JOB ▸ Extract every line below verbatim, leaving out the pictures.

DATA EXCERPTS ▸
⟨
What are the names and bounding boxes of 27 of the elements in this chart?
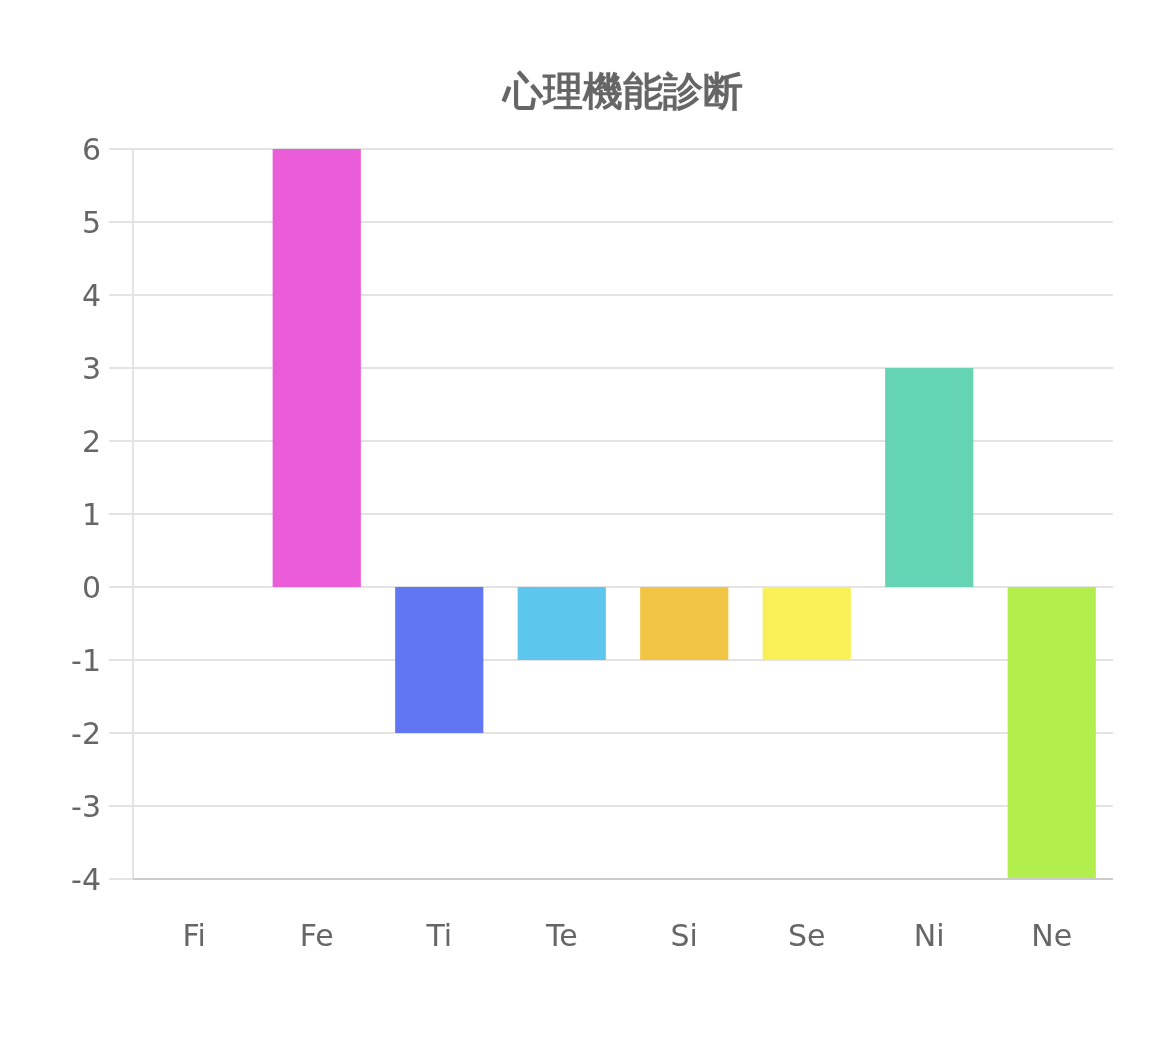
x-tick-label: Ni: [913, 918, 945, 953]
bar: [640, 587, 729, 660]
bar: [762, 587, 851, 660]
y-tick-label: 6: [81, 132, 101, 167]
y-tick-label: 3: [81, 351, 101, 386]
x-tick-label: Ne: [1031, 918, 1073, 953]
x-tick-label: Te: [544, 918, 578, 953]
x-tick-label: Fi: [182, 918, 206, 953]
y-tick-label: -3: [71, 789, 101, 824]
y-tick-label: 4: [81, 278, 101, 313]
y-tick-label: 1: [81, 497, 101, 532]
chart-title: 心理機能診断: [501, 68, 743, 114]
y-tick-label: 2: [81, 424, 101, 459]
x-tick-label: Se: [788, 918, 826, 953]
bar: [1007, 587, 1096, 879]
y-tick-label: -1: [71, 643, 101, 678]
y-tick-label: -4: [71, 862, 101, 897]
y-tick-label: -2: [71, 716, 101, 751]
bar: [395, 587, 484, 733]
y-tick-label: 0: [81, 570, 101, 605]
bar: [517, 587, 606, 660]
x-tick-label: Fe: [299, 918, 334, 953]
bar: [272, 149, 361, 587]
x-tick-label: Ti: [425, 918, 453, 953]
x-tick-label: Si: [670, 918, 698, 953]
bar: [885, 368, 974, 587]
y-tick-label: 5: [81, 205, 101, 240]
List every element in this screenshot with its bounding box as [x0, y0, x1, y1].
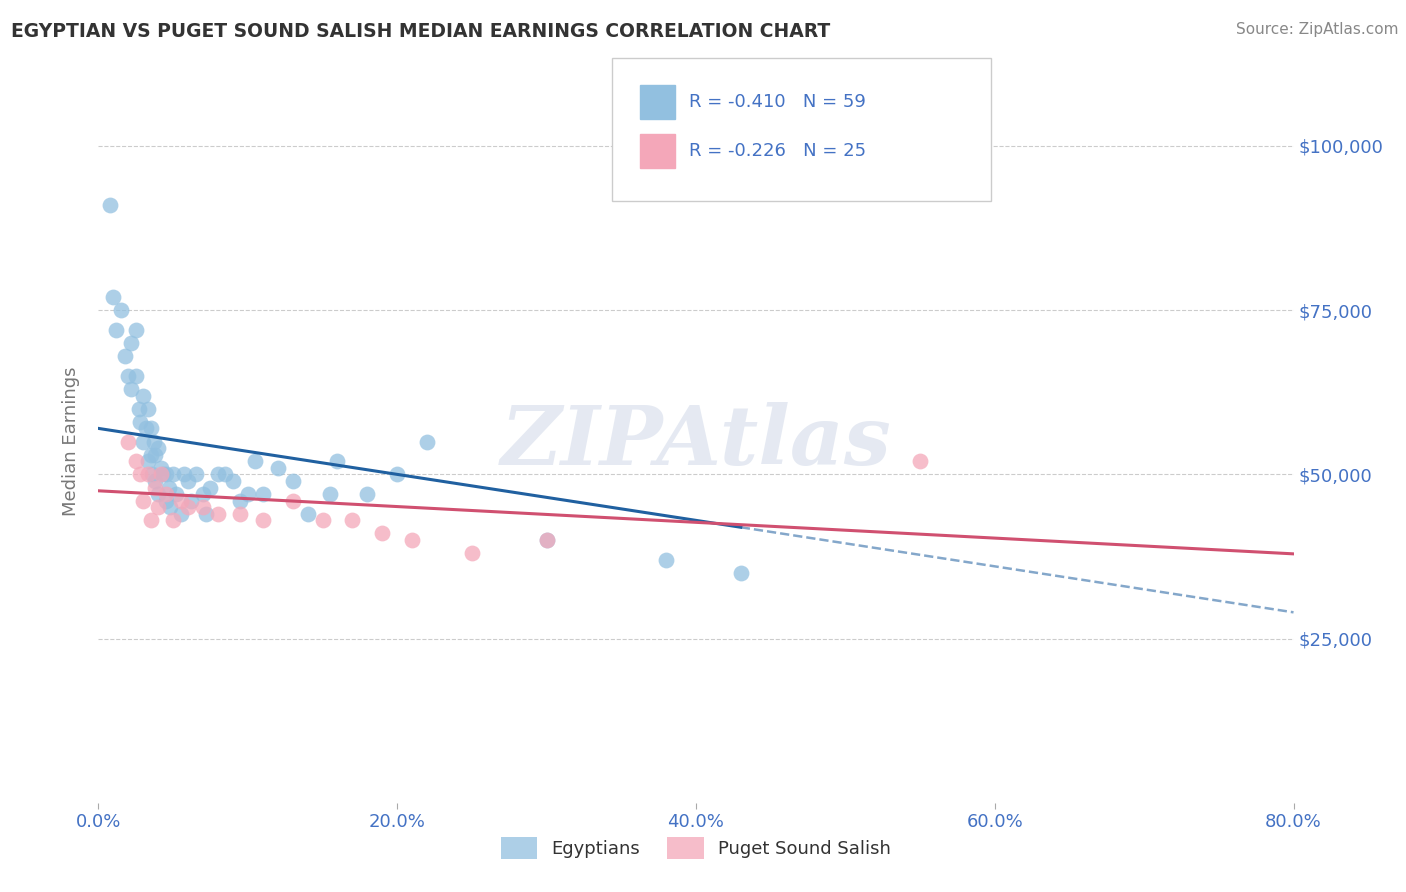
Text: R = -0.226   N = 25: R = -0.226 N = 25 — [689, 142, 866, 160]
Point — [191, 500, 214, 515]
Point — [536, 533, 558, 547]
Point — [125, 368, 148, 383]
Point — [155, 467, 177, 482]
Point — [165, 487, 187, 501]
Point — [236, 487, 259, 501]
Point — [110, 303, 132, 318]
Point — [128, 401, 150, 416]
Point — [214, 467, 236, 482]
Point — [132, 388, 155, 402]
Point — [157, 481, 180, 495]
Point — [908, 454, 931, 468]
Point — [143, 481, 166, 495]
Point — [730, 566, 752, 580]
Point — [142, 434, 165, 449]
Point — [461, 546, 484, 560]
Point — [281, 493, 304, 508]
Point — [139, 513, 162, 527]
Point — [129, 467, 152, 482]
Point — [281, 474, 304, 488]
Point — [129, 415, 152, 429]
Point — [177, 500, 200, 515]
Point — [114, 349, 136, 363]
Point — [655, 553, 678, 567]
Point — [177, 474, 200, 488]
Point — [169, 493, 191, 508]
Point — [401, 533, 423, 547]
Point — [245, 454, 267, 468]
Point — [162, 513, 184, 527]
Point — [207, 507, 229, 521]
Point — [143, 474, 166, 488]
Point — [135, 421, 157, 435]
Point — [191, 487, 214, 501]
Y-axis label: Median Earnings: Median Earnings — [62, 367, 80, 516]
Point — [150, 467, 173, 482]
Point — [252, 487, 274, 501]
Point — [536, 533, 558, 547]
Text: ZIPAtlas: ZIPAtlas — [501, 401, 891, 482]
Point — [169, 507, 191, 521]
Point — [125, 454, 148, 468]
Point — [162, 467, 184, 482]
Point — [195, 507, 218, 521]
Point — [141, 467, 163, 482]
Point — [356, 487, 378, 501]
Point — [136, 401, 159, 416]
Point — [117, 434, 139, 449]
Point — [173, 467, 195, 482]
Point — [132, 434, 155, 449]
Point — [143, 448, 166, 462]
Point — [120, 382, 142, 396]
Point — [184, 467, 207, 482]
Text: R = -0.410   N = 59: R = -0.410 N = 59 — [689, 93, 866, 111]
Point — [319, 487, 342, 501]
Point — [180, 493, 202, 508]
Point — [136, 467, 159, 482]
Point — [416, 434, 439, 449]
Point — [207, 467, 229, 482]
Point — [98, 198, 122, 212]
Point — [139, 448, 162, 462]
Point — [155, 487, 177, 501]
Point — [125, 323, 148, 337]
Text: EGYPTIAN VS PUGET SOUND SALISH MEDIAN EARNINGS CORRELATION CHART: EGYPTIAN VS PUGET SOUND SALISH MEDIAN EA… — [11, 22, 831, 41]
Point — [117, 368, 139, 383]
Point — [103, 290, 125, 304]
Point — [342, 513, 364, 527]
Point — [148, 500, 170, 515]
Point — [371, 526, 394, 541]
Point — [132, 493, 155, 508]
Point — [136, 454, 159, 468]
Point — [105, 323, 128, 337]
Text: Source: ZipAtlas.com: Source: ZipAtlas.com — [1236, 22, 1399, 37]
Point — [139, 421, 162, 435]
Point — [267, 460, 290, 475]
Point — [297, 507, 319, 521]
Point — [155, 493, 177, 508]
Point — [159, 500, 181, 515]
Point — [200, 481, 222, 495]
Point — [385, 467, 409, 482]
Point — [229, 507, 252, 521]
Point — [148, 487, 170, 501]
Point — [148, 441, 170, 455]
Point — [326, 454, 349, 468]
Point — [120, 336, 142, 351]
Point — [222, 474, 245, 488]
Point — [252, 513, 274, 527]
Point — [152, 467, 174, 482]
Legend: Egyptians, Puget Sound Salish: Egyptians, Puget Sound Salish — [494, 830, 898, 866]
Point — [311, 513, 333, 527]
Point — [229, 493, 252, 508]
Point — [150, 460, 173, 475]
⟩
PROBLEM SOLUTION ▸
What are the names and bounding boxes of 27 of the elements in this chart?
x-tick-label: Ni: [913, 918, 945, 953]
bar: [640, 587, 729, 660]
bar: [762, 587, 851, 660]
y-tick-label: 6: [81, 132, 101, 167]
y-tick-label: 3: [81, 351, 101, 386]
x-tick-label: Ne: [1031, 918, 1073, 953]
x-tick-label: Te: [544, 918, 578, 953]
x-tick-label: Fi: [182, 918, 206, 953]
y-tick-label: -3: [71, 789, 101, 824]
y-tick-label: 4: [81, 278, 101, 313]
y-tick-label: 1: [81, 497, 101, 532]
chart-title: 心理機能診断: [501, 68, 743, 114]
y-tick-label: 2: [81, 424, 101, 459]
x-tick-label: Se: [788, 918, 826, 953]
bar: [1007, 587, 1096, 879]
y-tick-label: -1: [71, 643, 101, 678]
y-tick-label: -4: [71, 862, 101, 897]
y-tick-label: -2: [71, 716, 101, 751]
bar: [395, 587, 484, 733]
y-tick-label: 0: [81, 570, 101, 605]
bar: [517, 587, 606, 660]
x-tick-label: Fe: [299, 918, 334, 953]
bar: [272, 149, 361, 587]
x-tick-label: Ti: [425, 918, 453, 953]
x-tick-label: Si: [670, 918, 698, 953]
bar: [885, 368, 974, 587]
y-tick-label: 5: [81, 205, 101, 240]
List every element in this screenshot with its bounding box as [x0, y0, x1, y1].
Text: R = -0.226   N = 25: R = -0.226 N = 25 — [689, 142, 866, 160]
Point — [191, 500, 214, 515]
Point — [536, 533, 558, 547]
Point — [125, 368, 148, 383]
Point — [155, 467, 177, 482]
Point — [165, 487, 187, 501]
Point — [236, 487, 259, 501]
Point — [110, 303, 132, 318]
Point — [128, 401, 150, 416]
Point — [214, 467, 236, 482]
Point — [132, 388, 155, 402]
Point — [157, 481, 180, 495]
Point — [908, 454, 931, 468]
Point — [143, 481, 166, 495]
Point — [730, 566, 752, 580]
Point — [142, 434, 165, 449]
Point — [461, 546, 484, 560]
Point — [281, 493, 304, 508]
Point — [139, 513, 162, 527]
Point — [129, 467, 152, 482]
Point — [281, 474, 304, 488]
Point — [129, 415, 152, 429]
Point — [177, 500, 200, 515]
Point — [114, 349, 136, 363]
Point — [655, 553, 678, 567]
Point — [177, 474, 200, 488]
Point — [169, 493, 191, 508]
Point — [401, 533, 423, 547]
Point — [245, 454, 267, 468]
Point — [162, 513, 184, 527]
Point — [207, 507, 229, 521]
Point — [143, 474, 166, 488]
Point — [135, 421, 157, 435]
Point — [191, 487, 214, 501]
Y-axis label: Median Earnings: Median Earnings — [62, 367, 80, 516]
Point — [150, 467, 173, 482]
Point — [252, 487, 274, 501]
Point — [536, 533, 558, 547]
Text: ZIPAtlas: ZIPAtlas — [501, 401, 891, 482]
Point — [169, 507, 191, 521]
Point — [125, 454, 148, 468]
Point — [162, 467, 184, 482]
Point — [195, 507, 218, 521]
Point — [141, 467, 163, 482]
Point — [356, 487, 378, 501]
Point — [136, 401, 159, 416]
Point — [117, 434, 139, 449]
Point — [173, 467, 195, 482]
Point — [132, 434, 155, 449]
Point — [143, 448, 166, 462]
Point — [120, 382, 142, 396]
Point — [184, 467, 207, 482]
Text: R = -0.410   N = 59: R = -0.410 N = 59 — [689, 93, 866, 111]
Point — [319, 487, 342, 501]
Point — [180, 493, 202, 508]
Point — [136, 467, 159, 482]
Point — [416, 434, 439, 449]
Point — [207, 467, 229, 482]
Point — [98, 198, 122, 212]
Point — [139, 448, 162, 462]
Point — [155, 487, 177, 501]
Point — [125, 323, 148, 337]
Text: EGYPTIAN VS PUGET SOUND SALISH MEDIAN EARNINGS CORRELATION CHART: EGYPTIAN VS PUGET SOUND SALISH MEDIAN EA… — [11, 22, 831, 41]
Point — [117, 368, 139, 383]
Point — [103, 290, 125, 304]
Point — [342, 513, 364, 527]
Point — [148, 500, 170, 515]
Point — [371, 526, 394, 541]
Point — [132, 493, 155, 508]
Point — [136, 454, 159, 468]
Point — [105, 323, 128, 337]
Text: Source: ZipAtlas.com: Source: ZipAtlas.com — [1236, 22, 1399, 37]
Point — [139, 421, 162, 435]
Point — [267, 460, 290, 475]
Point — [297, 507, 319, 521]
Point — [155, 493, 177, 508]
Point — [159, 500, 181, 515]
Point — [200, 481, 222, 495]
Point — [385, 467, 409, 482]
Point — [229, 507, 252, 521]
Point — [148, 487, 170, 501]
Point — [148, 441, 170, 455]
Point — [326, 454, 349, 468]
Point — [120, 336, 142, 351]
Point — [222, 474, 245, 488]
Point — [252, 513, 274, 527]
Point — [152, 467, 174, 482]
Legend: Egyptians, Puget Sound Salish: Egyptians, Puget Sound Salish — [494, 830, 898, 866]
Point — [311, 513, 333, 527]
Point — [229, 493, 252, 508]
Point — [150, 460, 173, 475]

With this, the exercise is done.